[Dataset items]
● ● ● ● ●
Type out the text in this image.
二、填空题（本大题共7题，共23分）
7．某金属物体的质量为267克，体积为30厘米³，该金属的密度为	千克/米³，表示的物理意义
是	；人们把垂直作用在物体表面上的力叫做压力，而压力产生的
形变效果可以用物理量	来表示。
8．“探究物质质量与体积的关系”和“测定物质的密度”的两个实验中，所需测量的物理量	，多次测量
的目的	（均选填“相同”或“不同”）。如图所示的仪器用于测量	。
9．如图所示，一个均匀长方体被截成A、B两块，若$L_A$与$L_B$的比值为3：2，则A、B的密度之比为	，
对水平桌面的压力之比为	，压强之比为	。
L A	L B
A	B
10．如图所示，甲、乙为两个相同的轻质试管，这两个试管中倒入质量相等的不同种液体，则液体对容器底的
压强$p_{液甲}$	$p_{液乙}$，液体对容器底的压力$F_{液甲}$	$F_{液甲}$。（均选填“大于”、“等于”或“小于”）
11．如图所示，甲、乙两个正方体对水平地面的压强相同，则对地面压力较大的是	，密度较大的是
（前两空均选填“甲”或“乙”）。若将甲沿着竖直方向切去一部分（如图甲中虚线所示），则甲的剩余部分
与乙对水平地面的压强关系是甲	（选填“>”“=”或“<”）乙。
● ● ● ● ●
#### Exercise:
Using the data above, print every record exactly as shown.

#### Completed exercise:
Type out the text in this image.
二、填空题（本大题共7题，共23分）
7．某金属物体的质量为267克，体积为30厘米³，该金属的密度为	千克/米³，表示的物理意义
是	；人们把垂直作用在物体表面上的力叫做压力，而压力产生的
形变效果可以用物理量	来表示。
8．“探究物质质量与体积的关系”和“测定物质的密度”的两个实验中，所需测量的物理量	，多次测量
的目的	（均选填“相同”或“不同”）。如图所示的仪器用于测量	。
9．如图所示，一个均匀长方体被截成A、B两块，若$L_A$与$L_B$的比值为3：2，则A、B的密度之比为	，
对水平桌面的压力之比为	，压强之比为	。
L A	L B
A	B
10．如图所示，甲、乙为两个相同的轻质试管，这两个试管中倒入质量相等的不同种液体，则液体对容器底的
压强$p_{液甲}$	$p_{液乙}$，液体对容器底的压力$F_{液甲}$	$F_{液甲}$。（均选填“大于”、“等于”或“小于”）
11．如图所示，甲、乙两个正方体对水平地面的压强相同，则对地面压力较大的是	，密度较大的是
（前两空均选填“甲”或“乙”）。若将甲沿着竖直方向切去一部分（如图甲中虚线所示），则甲的剩余部分
与乙对水平地面的压强关系是甲	（选填“>”“=”或“<”）乙。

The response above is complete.